§ **Given task**
Count how many lines of the data below contain the string "конечными"; the reply should be that number alone.

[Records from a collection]

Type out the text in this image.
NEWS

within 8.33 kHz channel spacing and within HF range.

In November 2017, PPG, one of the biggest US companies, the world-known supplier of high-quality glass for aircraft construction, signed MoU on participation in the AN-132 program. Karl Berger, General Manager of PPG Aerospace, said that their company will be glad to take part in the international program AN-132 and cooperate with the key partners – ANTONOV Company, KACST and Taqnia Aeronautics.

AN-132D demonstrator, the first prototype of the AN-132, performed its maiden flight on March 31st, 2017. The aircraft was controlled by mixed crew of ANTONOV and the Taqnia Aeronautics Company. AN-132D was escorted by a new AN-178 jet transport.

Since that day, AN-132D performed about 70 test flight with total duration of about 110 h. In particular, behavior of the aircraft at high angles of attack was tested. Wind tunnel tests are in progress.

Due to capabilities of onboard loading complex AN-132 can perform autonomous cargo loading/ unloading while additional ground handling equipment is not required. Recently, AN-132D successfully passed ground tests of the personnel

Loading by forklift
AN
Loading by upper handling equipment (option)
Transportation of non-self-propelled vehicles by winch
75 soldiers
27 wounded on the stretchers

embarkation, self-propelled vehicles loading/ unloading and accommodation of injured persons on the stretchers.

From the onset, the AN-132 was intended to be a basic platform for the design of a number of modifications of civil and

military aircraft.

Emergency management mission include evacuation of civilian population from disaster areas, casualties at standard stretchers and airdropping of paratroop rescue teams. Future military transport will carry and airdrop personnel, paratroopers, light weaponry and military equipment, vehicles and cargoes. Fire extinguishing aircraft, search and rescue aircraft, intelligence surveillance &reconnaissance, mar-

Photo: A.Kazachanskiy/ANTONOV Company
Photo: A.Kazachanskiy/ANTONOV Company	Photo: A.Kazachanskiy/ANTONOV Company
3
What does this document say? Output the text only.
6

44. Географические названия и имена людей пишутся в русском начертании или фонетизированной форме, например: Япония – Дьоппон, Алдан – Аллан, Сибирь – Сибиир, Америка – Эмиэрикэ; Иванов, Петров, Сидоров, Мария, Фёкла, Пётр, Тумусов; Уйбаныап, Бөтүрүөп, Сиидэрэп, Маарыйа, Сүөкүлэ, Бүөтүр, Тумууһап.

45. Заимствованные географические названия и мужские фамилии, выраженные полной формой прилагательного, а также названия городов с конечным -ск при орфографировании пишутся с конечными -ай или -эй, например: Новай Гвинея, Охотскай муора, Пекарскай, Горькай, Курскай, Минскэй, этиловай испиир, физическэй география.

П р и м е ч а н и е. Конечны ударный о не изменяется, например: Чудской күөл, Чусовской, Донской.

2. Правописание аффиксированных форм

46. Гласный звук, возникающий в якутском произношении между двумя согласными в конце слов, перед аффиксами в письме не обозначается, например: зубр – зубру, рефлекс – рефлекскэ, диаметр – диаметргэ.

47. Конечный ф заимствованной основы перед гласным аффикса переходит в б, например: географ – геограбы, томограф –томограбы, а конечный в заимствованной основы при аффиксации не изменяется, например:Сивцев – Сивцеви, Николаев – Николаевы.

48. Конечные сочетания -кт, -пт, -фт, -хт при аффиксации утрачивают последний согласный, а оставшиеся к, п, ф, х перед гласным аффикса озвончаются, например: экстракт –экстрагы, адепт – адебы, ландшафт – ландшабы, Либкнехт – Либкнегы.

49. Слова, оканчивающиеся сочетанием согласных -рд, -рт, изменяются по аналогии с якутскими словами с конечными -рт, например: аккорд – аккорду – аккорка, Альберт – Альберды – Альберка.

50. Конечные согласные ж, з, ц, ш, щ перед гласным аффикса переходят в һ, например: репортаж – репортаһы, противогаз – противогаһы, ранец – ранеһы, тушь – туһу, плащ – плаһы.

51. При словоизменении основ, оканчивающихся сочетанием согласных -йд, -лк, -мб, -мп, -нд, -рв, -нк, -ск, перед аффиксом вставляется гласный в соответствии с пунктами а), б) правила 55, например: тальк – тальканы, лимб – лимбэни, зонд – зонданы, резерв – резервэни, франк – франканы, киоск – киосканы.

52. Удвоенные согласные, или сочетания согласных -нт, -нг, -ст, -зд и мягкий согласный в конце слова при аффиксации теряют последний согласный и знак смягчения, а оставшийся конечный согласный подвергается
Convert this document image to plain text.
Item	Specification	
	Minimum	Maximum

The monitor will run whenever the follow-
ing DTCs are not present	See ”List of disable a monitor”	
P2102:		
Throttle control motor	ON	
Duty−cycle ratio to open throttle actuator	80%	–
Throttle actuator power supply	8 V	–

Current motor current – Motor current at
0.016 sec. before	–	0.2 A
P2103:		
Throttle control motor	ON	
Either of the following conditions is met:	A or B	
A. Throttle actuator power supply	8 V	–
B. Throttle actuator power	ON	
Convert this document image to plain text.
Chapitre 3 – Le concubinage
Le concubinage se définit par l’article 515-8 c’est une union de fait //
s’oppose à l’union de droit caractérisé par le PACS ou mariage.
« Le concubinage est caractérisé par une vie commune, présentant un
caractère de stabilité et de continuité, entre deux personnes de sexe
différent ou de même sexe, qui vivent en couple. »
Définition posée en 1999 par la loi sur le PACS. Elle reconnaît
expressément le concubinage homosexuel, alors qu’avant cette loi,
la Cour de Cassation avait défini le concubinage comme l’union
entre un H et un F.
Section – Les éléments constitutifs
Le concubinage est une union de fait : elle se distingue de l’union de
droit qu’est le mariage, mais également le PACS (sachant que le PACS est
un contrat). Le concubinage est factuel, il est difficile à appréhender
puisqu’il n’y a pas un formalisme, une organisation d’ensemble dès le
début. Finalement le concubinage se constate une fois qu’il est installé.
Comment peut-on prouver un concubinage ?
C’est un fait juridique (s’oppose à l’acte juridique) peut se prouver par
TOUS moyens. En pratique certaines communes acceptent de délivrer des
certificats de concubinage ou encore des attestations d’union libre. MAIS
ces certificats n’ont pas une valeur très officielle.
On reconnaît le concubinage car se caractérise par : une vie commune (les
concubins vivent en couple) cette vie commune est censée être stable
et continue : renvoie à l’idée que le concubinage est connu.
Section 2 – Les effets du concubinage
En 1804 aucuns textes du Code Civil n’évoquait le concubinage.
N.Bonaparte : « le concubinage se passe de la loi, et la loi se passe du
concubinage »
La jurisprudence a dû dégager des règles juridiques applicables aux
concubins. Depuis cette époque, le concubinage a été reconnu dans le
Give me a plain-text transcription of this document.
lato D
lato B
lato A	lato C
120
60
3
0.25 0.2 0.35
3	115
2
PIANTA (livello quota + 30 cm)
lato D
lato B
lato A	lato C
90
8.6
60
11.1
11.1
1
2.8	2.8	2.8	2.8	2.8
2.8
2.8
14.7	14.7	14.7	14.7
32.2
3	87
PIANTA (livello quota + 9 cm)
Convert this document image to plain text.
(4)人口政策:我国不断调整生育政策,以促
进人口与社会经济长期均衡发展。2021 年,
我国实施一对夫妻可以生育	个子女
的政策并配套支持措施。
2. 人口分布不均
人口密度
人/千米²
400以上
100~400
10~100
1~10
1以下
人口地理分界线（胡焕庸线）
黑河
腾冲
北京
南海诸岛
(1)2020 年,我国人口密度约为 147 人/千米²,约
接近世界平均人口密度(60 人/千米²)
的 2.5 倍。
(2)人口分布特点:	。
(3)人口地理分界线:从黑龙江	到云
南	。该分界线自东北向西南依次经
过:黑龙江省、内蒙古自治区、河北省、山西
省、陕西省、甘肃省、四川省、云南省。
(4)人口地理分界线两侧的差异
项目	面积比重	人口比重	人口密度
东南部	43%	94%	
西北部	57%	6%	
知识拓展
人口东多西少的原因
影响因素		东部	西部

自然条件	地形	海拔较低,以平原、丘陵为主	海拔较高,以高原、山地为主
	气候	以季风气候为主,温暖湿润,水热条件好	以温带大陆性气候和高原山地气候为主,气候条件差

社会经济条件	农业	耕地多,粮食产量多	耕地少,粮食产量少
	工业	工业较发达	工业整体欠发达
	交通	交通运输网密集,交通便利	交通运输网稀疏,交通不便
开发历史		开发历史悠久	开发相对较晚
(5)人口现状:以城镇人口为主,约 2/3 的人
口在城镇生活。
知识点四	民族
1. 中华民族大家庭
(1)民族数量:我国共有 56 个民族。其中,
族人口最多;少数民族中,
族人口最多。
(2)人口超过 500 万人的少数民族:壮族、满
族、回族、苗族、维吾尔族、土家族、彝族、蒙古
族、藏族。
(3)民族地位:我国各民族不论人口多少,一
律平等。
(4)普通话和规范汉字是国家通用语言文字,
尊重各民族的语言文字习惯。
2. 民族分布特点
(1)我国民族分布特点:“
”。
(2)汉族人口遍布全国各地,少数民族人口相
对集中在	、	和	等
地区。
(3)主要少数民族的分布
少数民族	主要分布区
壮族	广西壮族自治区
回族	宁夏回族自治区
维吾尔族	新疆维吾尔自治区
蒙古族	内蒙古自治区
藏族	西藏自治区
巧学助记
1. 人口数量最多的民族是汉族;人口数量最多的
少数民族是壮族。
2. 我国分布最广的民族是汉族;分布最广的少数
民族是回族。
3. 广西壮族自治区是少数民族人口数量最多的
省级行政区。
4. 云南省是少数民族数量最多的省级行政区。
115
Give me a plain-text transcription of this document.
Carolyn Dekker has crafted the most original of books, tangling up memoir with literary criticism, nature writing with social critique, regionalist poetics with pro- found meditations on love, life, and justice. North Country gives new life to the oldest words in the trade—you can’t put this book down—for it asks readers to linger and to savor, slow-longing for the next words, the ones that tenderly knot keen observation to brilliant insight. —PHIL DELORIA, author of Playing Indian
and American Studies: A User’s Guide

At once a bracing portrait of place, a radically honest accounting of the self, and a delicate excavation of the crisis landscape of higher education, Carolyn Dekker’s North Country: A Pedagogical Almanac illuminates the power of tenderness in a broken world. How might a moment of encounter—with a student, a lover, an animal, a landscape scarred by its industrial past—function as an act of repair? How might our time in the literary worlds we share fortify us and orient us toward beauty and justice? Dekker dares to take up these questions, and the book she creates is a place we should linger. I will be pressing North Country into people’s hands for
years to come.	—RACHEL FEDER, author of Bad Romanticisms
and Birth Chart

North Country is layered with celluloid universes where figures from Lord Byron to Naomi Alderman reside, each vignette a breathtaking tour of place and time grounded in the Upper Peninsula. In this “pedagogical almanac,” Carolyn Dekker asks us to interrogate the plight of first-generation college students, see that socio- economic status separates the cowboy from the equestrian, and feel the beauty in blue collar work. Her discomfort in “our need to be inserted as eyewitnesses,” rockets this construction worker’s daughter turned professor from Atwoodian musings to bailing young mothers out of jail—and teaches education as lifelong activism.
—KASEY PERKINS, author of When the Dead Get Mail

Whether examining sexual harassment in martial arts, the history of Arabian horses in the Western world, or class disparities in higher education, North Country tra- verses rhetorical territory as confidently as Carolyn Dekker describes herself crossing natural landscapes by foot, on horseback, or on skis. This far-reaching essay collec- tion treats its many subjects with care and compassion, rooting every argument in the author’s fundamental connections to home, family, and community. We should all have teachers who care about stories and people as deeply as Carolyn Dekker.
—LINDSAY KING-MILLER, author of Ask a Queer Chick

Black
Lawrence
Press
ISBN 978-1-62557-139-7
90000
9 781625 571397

§ **Correct response**
2